Data records:

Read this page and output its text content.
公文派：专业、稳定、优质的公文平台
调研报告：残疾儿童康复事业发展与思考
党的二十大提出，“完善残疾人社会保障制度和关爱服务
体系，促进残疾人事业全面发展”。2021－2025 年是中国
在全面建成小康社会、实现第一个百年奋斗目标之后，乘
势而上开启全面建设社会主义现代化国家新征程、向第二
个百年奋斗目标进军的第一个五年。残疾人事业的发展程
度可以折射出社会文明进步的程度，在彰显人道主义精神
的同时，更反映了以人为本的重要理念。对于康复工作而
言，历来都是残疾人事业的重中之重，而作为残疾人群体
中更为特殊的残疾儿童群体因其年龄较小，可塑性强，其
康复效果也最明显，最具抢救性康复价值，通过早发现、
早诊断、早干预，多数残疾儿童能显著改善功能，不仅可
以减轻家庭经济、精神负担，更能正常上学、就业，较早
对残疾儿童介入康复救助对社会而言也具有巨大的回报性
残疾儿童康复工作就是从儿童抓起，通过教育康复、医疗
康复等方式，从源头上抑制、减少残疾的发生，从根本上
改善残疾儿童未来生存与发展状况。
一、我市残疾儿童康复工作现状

* **What you are asked to do**
Transcribe the entire listing above precisely.

* **Written solution**
Read this page and output its text content.
公文派：专业、稳定、优质的公文平台
调研报告：残疾儿童康复事业发展与思考
党的二十大提出，“完善残疾人社会保障制度和关爱服务
体系，促进残疾人事业全面发展”。2021－2025 年是中国
在全面建成小康社会、实现第一个百年奋斗目标之后，乘
势而上开启全面建设社会主义现代化国家新征程、向第二
个百年奋斗目标进军的第一个五年。残疾人事业的发展程
度可以折射出社会文明进步的程度，在彰显人道主义精神
的同时，更反映了以人为本的重要理念。对于康复工作而
言，历来都是残疾人事业的重中之重，而作为残疾人群体
中更为特殊的残疾儿童群体因其年龄较小，可塑性强，其
康复效果也最明显，最具抢救性康复价值，通过早发现、
早诊断、早干预，多数残疾儿童能显著改善功能，不仅可
以减轻家庭经济、精神负担，更能正常上学、就业，较早
对残疾儿童介入康复救助对社会而言也具有巨大的回报性
残疾儿童康复工作就是从儿童抓起，通过教育康复、医疗
康复等方式，从源头上抑制、减少残疾的发生，从根本上
改善残疾儿童未来生存与发展状况。
一、我市残疾儿童康复工作现状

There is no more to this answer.